*Excerpted records*:
⁂

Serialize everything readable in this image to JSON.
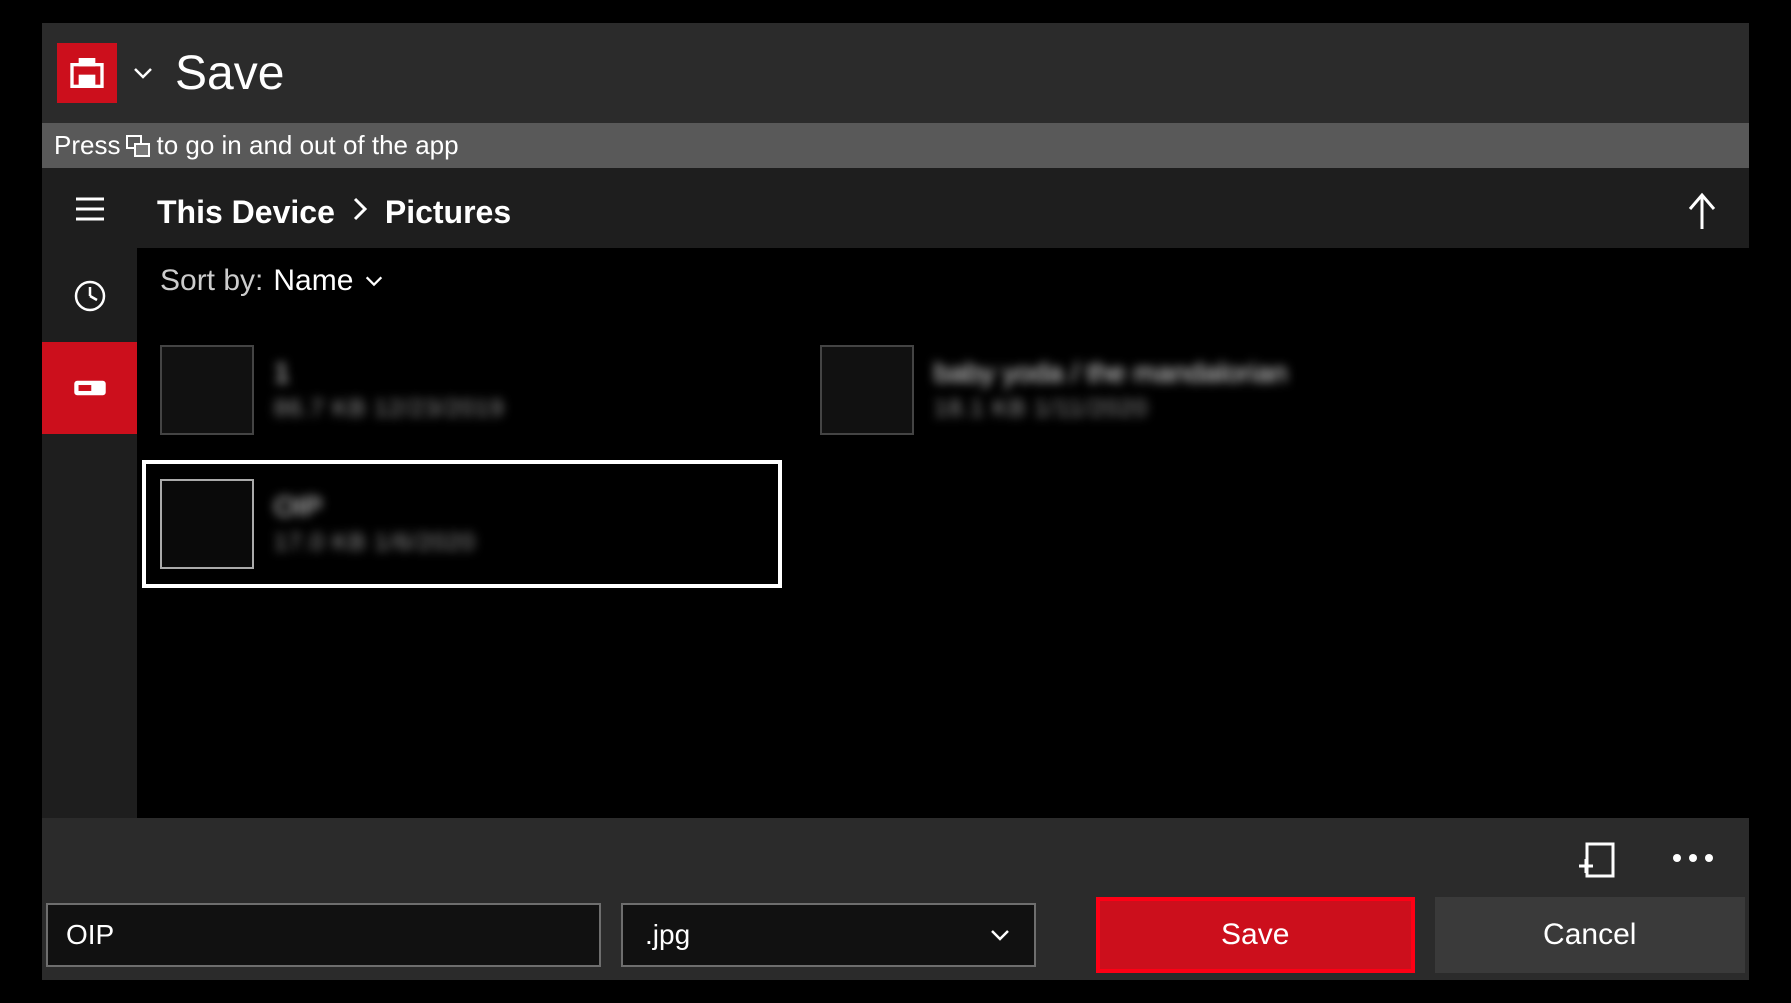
{
  "title": "Save",
  "tip": {
    "prefix": "Press",
    "suffix": "to go in and out of the app"
  },
  "breadcrumb": [
    "This Device",
    "Pictures"
  ],
  "sort": {
    "label": "Sort by:",
    "value": "Name"
  },
  "files": [
    {
      "name": "1",
      "sub": "86.7 KB  12/23/2019"
    },
    {
      "name": "baby yoda / the mandalorian",
      "sub": "18.1 KB  1/11/2020"
    },
    {
      "name": "OIP",
      "sub": "17.0 KB  1/6/2020"
    }
  ],
  "filename": "OIP",
  "extension": ".jpg",
  "buttons": {
    "save": "Save",
    "cancel": "Cancel"
  }
}
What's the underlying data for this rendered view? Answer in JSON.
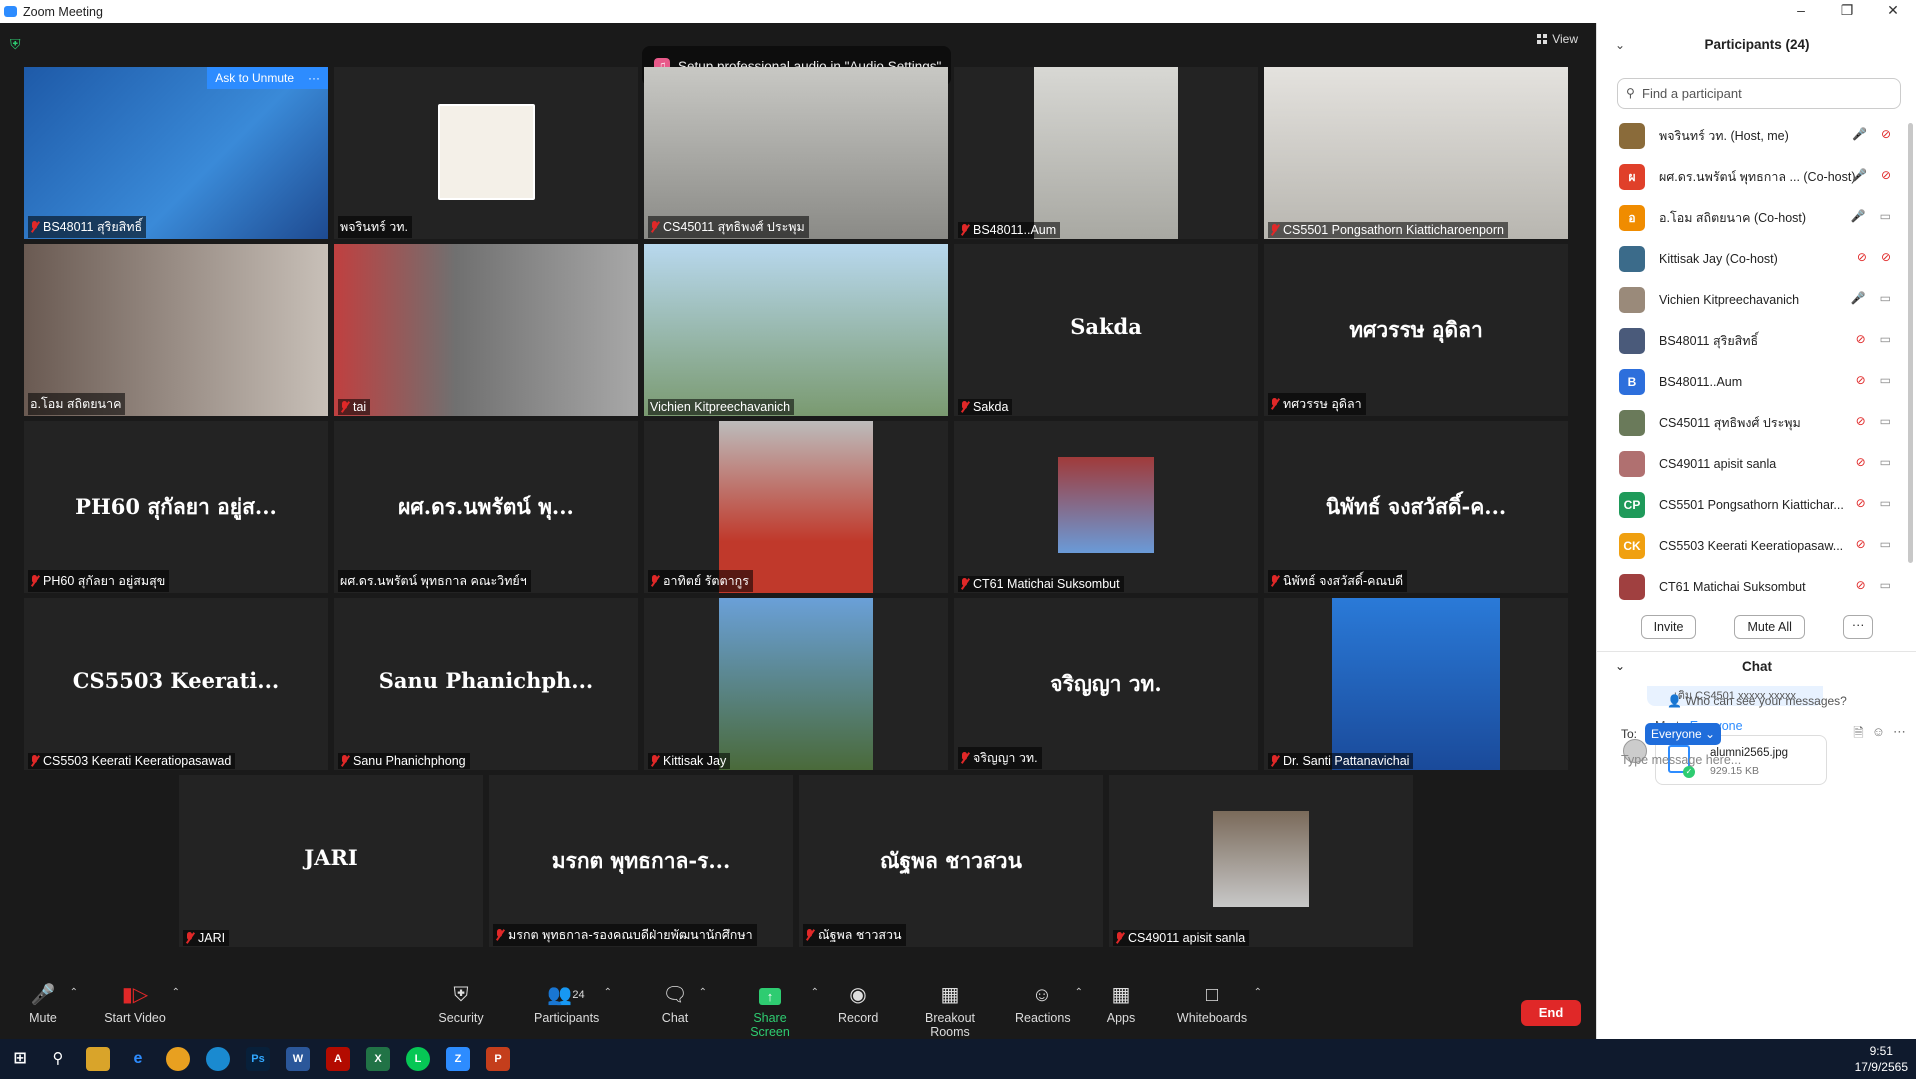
{
  "window": {
    "title": "Zoom Meeting"
  },
  "toast": {
    "prefix": "Setup professional audio in ",
    "link": "\"Audio Settings\""
  },
  "view_label": "View",
  "tiles": [
    {
      "name": "BS48011 สุริยสิทธิ์",
      "muted": true,
      "ask": "Ask to Unmute",
      "more": "···"
    },
    {
      "name": "พจรินทร์ วท.",
      "muted": false
    },
    {
      "name": "CS45011 สุทธิพงศ์ ประพุม",
      "muted": true
    },
    {
      "name": "BS48011..Aum",
      "muted": true
    },
    {
      "name": "CS5501 Pongsathorn Kiatticharoenporn",
      "muted": true
    },
    {
      "name": "อ.โอม สถิตยนาค",
      "muted": false
    },
    {
      "name": "tai",
      "muted": true
    },
    {
      "name": "Vichien Kitpreechavanich",
      "muted": false
    },
    {
      "name": "Sakda",
      "big": "Sakda",
      "muted": true
    },
    {
      "name": "ทศวรรษ อุดิลา",
      "big": "ทศวรรษ อุดิลา",
      "muted": true
    },
    {
      "name": "PH60 สุกัลยา อยู่สมสุข",
      "big": "PH60 สุกัลยา อยู่ส...",
      "muted": true
    },
    {
      "name": "ผศ.ดร.นพรัตน์ พุทธกาล คณะวิทย์ฯ",
      "big": "ผศ.ดร.นพรัตน์ พุ...",
      "muted": false
    },
    {
      "name": "อาทิตย์ รัตตากูร",
      "muted": true
    },
    {
      "name": "CT61 Matichai Suksombut",
      "muted": true
    },
    {
      "name": "นิพัทธ์ จงสวัสดิ์-คณบดี",
      "big": "นิพัทธ์ จงสวัสดิ์-ค...",
      "muted": true
    },
    {
      "name": "CS5503 Keerati Keeratiopasawad",
      "big": "CS5503 Keerati...",
      "muted": true
    },
    {
      "name": "Sanu Phanichphong",
      "big": "Sanu Phanichph...",
      "muted": true
    },
    {
      "name": "Kittisak Jay",
      "muted": true
    },
    {
      "name": "จริญญา วท.",
      "big": "จริญญา วท.",
      "muted": true
    },
    {
      "name": "Dr. Santi Pattanavichai",
      "muted": true
    },
    {
      "name": "JARI",
      "big": "JARI",
      "muted": true
    },
    {
      "name": "มรกต พุทธกาล-รองคณบดีฝ่ายพัฒนานักศึกษา",
      "big": "มรกต พุทธกาล-ร...",
      "muted": true
    },
    {
      "name": "ณัฐพล ชาวสวน",
      "big": "ณัฐพล ชาวสวน",
      "muted": true
    },
    {
      "name": "CS49011 apisit sanla",
      "muted": true
    }
  ],
  "toolbar": {
    "mute": "Mute",
    "start_video": "Start Video",
    "security": "Security",
    "participants": "Participants",
    "participants_count": "24",
    "chat": "Chat",
    "share_screen": "Share Screen",
    "record": "Record",
    "breakout": "Breakout Rooms",
    "reactions": "Reactions",
    "apps": "Apps",
    "whiteboards": "Whiteboards",
    "end": "End"
  },
  "panel": {
    "title": "Participants (24)",
    "find_placeholder": "Find a participant",
    "participants": [
      {
        "name": "พจรินทร์ วท. (Host, me)",
        "av": "",
        "color": "#8a6b3a"
      },
      {
        "name": "ผศ.ดร.นพรัตน์ พุทธกาล ... (Co-host)",
        "av": "ผ",
        "color": "#e0402a"
      },
      {
        "name": "อ.โอม สถิตยนาค (Co-host)",
        "av": "อ",
        "color": "#f08c00"
      },
      {
        "name": "Kittisak Jay (Co-host)",
        "av": "",
        "color": "#3b6b8a"
      },
      {
        "name": "Vichien Kitpreechavanich",
        "av": "",
        "color": "#9a8a7a"
      },
      {
        "name": "BS48011 สุริยสิทธิ์",
        "av": "",
        "color": "#4a5a7a"
      },
      {
        "name": "BS48011..Aum",
        "av": "B",
        "color": "#2d6fdc"
      },
      {
        "name": "CS45011 สุทธิพงศ์ ประพุม",
        "av": "",
        "color": "#6a7a5a"
      },
      {
        "name": "CS49011 apisit sanla",
        "av": "",
        "color": "#b07070"
      },
      {
        "name": "CS5501 Pongsathorn Kiattichar...",
        "av": "CP",
        "color": "#1f9a5a"
      },
      {
        "name": "CS5503 Keerati Keeratiopasaw...",
        "av": "CK",
        "color": "#f0a010"
      },
      {
        "name": "CT61 Matichai Suksombut",
        "av": "",
        "color": "#a04040"
      }
    ],
    "invite": "Invite",
    "mute_all": "Mute All",
    "more": "···",
    "chat_title": "Chat",
    "prev_msg": "เติม CS4501 xxxxx xxxxx",
    "me_to": "Me to ",
    "everyone_link": "Everyone",
    "file_name": "alumni2565.jpg",
    "file_size": "929.15 KB",
    "who_can_see": "Who can see your messages?",
    "to_label": "To:",
    "to_value": "Everyone",
    "type_placeholder": "Type message here..."
  },
  "taskbar": {
    "time": "9:51",
    "date": "17/9/2565"
  }
}
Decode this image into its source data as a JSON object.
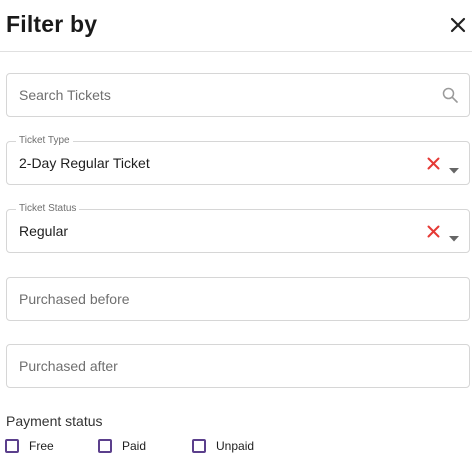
{
  "header": {
    "title": "Filter by",
    "close_icon": "close-icon"
  },
  "search": {
    "placeholder": "Search Tickets",
    "icon": "search-icon"
  },
  "ticket_type": {
    "label": "Ticket Type",
    "value": "2-Day Regular Ticket"
  },
  "ticket_status": {
    "label": "Ticket Status",
    "value": "Regular"
  },
  "purchased_before": {
    "placeholder": "Purchased before"
  },
  "purchased_after": {
    "placeholder": "Purchased after"
  },
  "payment_status": {
    "label": "Payment status",
    "options": [
      {
        "label": "Free",
        "checked": false
      },
      {
        "label": "Paid",
        "checked": false
      },
      {
        "label": "Unpaid",
        "checked": false
      }
    ]
  },
  "colors": {
    "clear": "#e53935",
    "checkbox_border": "#5b3f8c",
    "field_border": "#d6d6d6"
  }
}
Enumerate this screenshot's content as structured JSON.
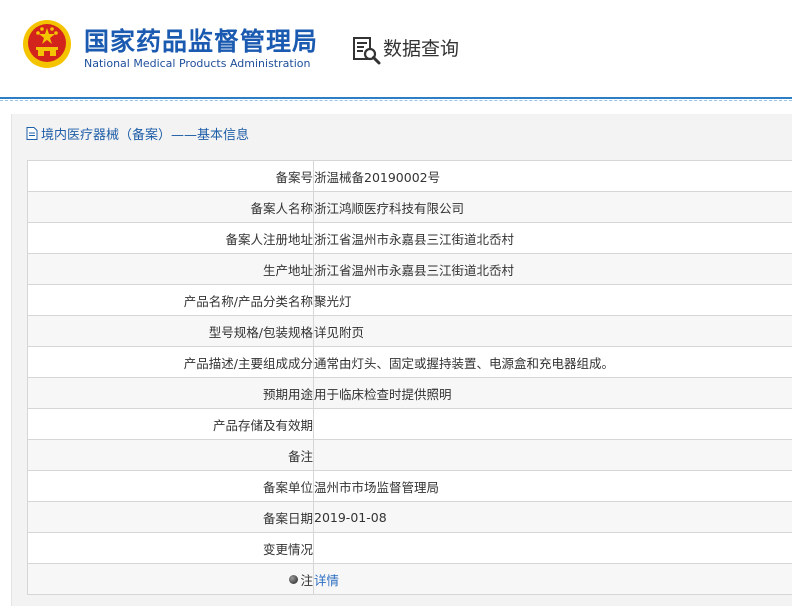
{
  "header": {
    "org_name_cn": "国家药品监督管理局",
    "org_name_en": "National Medical Products Administration",
    "query_label": "数据查询"
  },
  "section": {
    "title": "境内医疗器械（备案）——基本信息"
  },
  "rows": [
    {
      "label": "备案号",
      "value": "浙温械备20190002号"
    },
    {
      "label": "备案人名称",
      "value": "浙江鸿顺医疗科技有限公司"
    },
    {
      "label": "备案人注册地址",
      "value": "浙江省温州市永嘉县三江街道北岙村"
    },
    {
      "label": "生产地址",
      "value": "浙江省温州市永嘉县三江街道北岙村"
    },
    {
      "label": "产品名称/产品分类名称",
      "value": "聚光灯"
    },
    {
      "label": "型号规格/包装规格",
      "value": "详见附页"
    },
    {
      "label": "产品描述/主要组成成分",
      "value": "通常由灯头、固定或握持装置、电源盒和充电器组成。"
    },
    {
      "label": "预期用途",
      "value": "用于临床检查时提供照明"
    },
    {
      "label": "产品存储及有效期",
      "value": ""
    },
    {
      "label": "备注",
      "value": ""
    },
    {
      "label": "备案单位",
      "value": "温州市市场监督管理局"
    },
    {
      "label": "备案日期",
      "value": "2019-01-08"
    },
    {
      "label": "变更情况",
      "value": ""
    }
  ],
  "note_row": {
    "label": "注",
    "link_text": "详情"
  },
  "colors": {
    "brand_blue": "#1a5ab0",
    "divider_blue": "#2c7fc4",
    "link_blue": "#2c6ec2",
    "emblem_red": "#d2231c",
    "emblem_gold": "#f5c400"
  },
  "icons": {
    "emblem": "national-emblem-icon",
    "query": "search-document-icon",
    "section": "document-icon",
    "note": "pin-icon"
  }
}
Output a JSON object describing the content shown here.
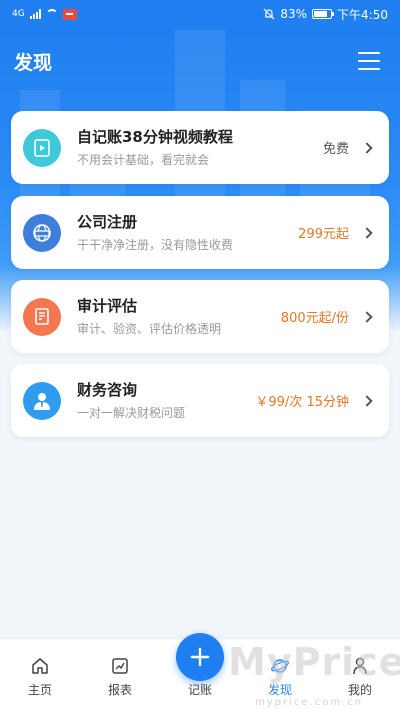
{
  "status_bar": {
    "network": "4G",
    "battery": "83%",
    "time": "下午4:50"
  },
  "header": {
    "title": "发现",
    "menu_icon": "hamburger-menu-icon"
  },
  "services": [
    {
      "title": "自记账38分钟视频教程",
      "subtitle": "不用会计基础，看完就会",
      "price": "免费",
      "icon": "video-tutorial-icon",
      "icon_color": "#3fc8d8",
      "price_color": "#555555"
    },
    {
      "title": "公司注册",
      "subtitle": "干干净净注册，没有隐性收费",
      "price": "299元起",
      "icon": "company-register-icon",
      "icon_color": "#3f7fdc",
      "price_color": "#e0782a"
    },
    {
      "title": "审计评估",
      "subtitle": "审计、验资、评估价格透明",
      "price": "800元起/份",
      "icon": "audit-document-icon",
      "icon_color": "#f5774f",
      "price_color": "#e0782a"
    },
    {
      "title": "财务咨询",
      "subtitle": "一对一解决财税问题",
      "price": "￥99/次 15分钟",
      "icon": "consultant-person-icon",
      "icon_color": "#2f9cf0",
      "price_color": "#e0782a"
    }
  ],
  "tabbar": {
    "home": "主页",
    "report": "报表",
    "bookkeeping": "记账",
    "discover": "发现",
    "mine": "我的",
    "active": "discover",
    "accent": "#2a86f0"
  },
  "watermark": {
    "brand": "MyPrice",
    "url": "myprice.com.cn"
  }
}
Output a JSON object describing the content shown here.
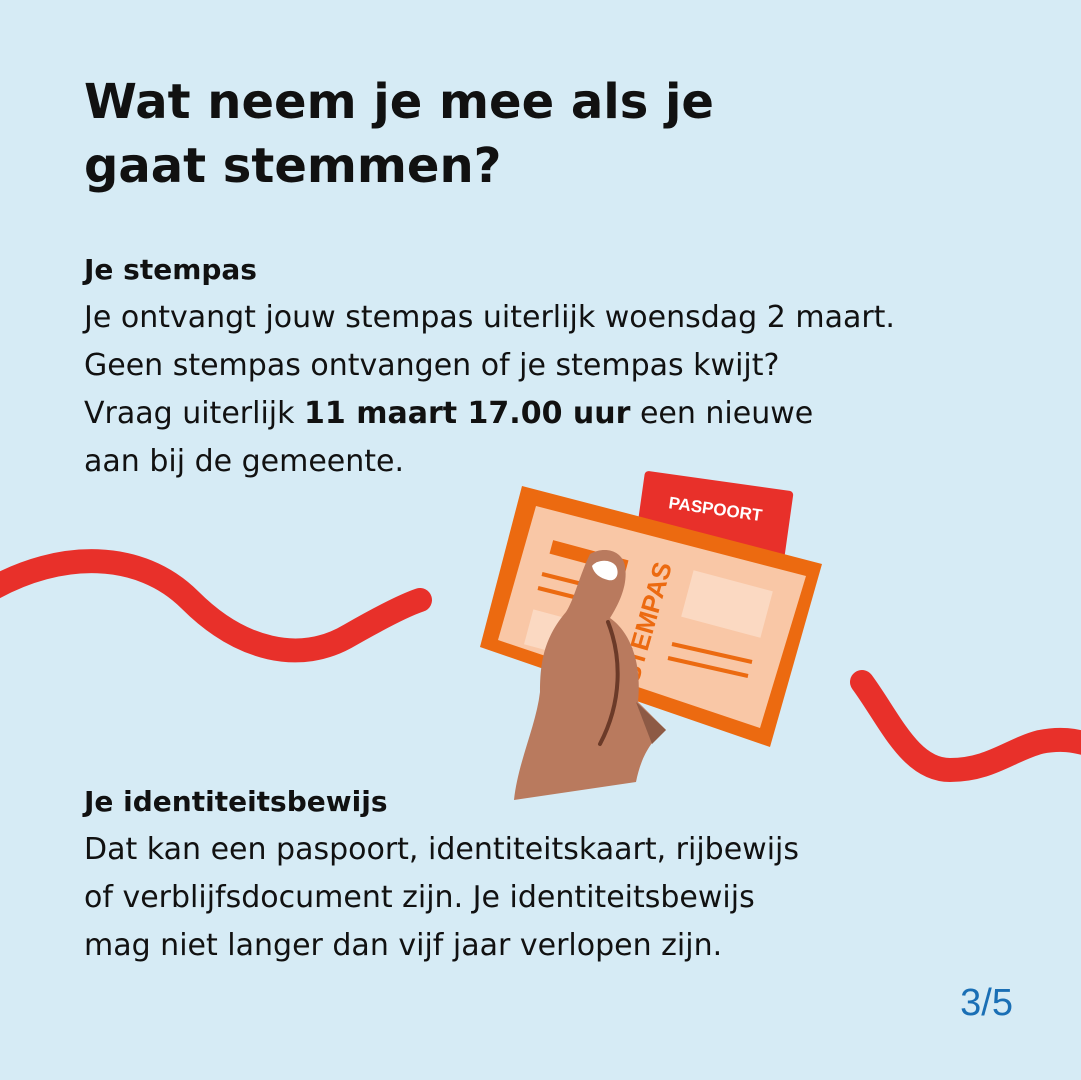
{
  "title": {
    "line1": "Wat neem je mee als je",
    "line2": "gaat stemmen?"
  },
  "stempas_section": {
    "heading": "Je stempas",
    "line1": "Je ontvangt jouw stempas uiterlijk woensdag 2 maart.",
    "line2": "Geen stempas ontvangen of je stempas kwijt?",
    "line3_pre": "Vraag uiterlijk ",
    "line3_bold": "11 maart 17.00 uur",
    "line3_post": " een nieuwe",
    "line4": "aan bij de gemeente."
  },
  "id_section": {
    "heading": "Je identiteitsbewijs",
    "line1": "Dat kan een paspoort, identiteitskaart, rijbewijs",
    "line2": "of verblijfsdocument zijn. Je identiteitsbewijs",
    "line3": "mag niet langer dan vijf jaar verlopen zijn."
  },
  "illustration": {
    "passport_label": "PASPOORT",
    "card_label": "STEMPAS"
  },
  "page_indicator": "3/5",
  "colors": {
    "background": "#d6ebf5",
    "wave_red": "#e8302a",
    "card_border": "#ec6a10",
    "card_fill": "#f9c7a6",
    "hand": "#b97a5e",
    "page_indicator": "#1a6fb5"
  }
}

⁂

*Aim of the exercise*: Find all lines where the word "uiterlijk" appears. Copy them.

*Task answer*:
    "line1": "Je ontvangt jouw stempas uiterlijk woensdag 2 maart.",
    "line3_pre": "Vraag uiterlijk ",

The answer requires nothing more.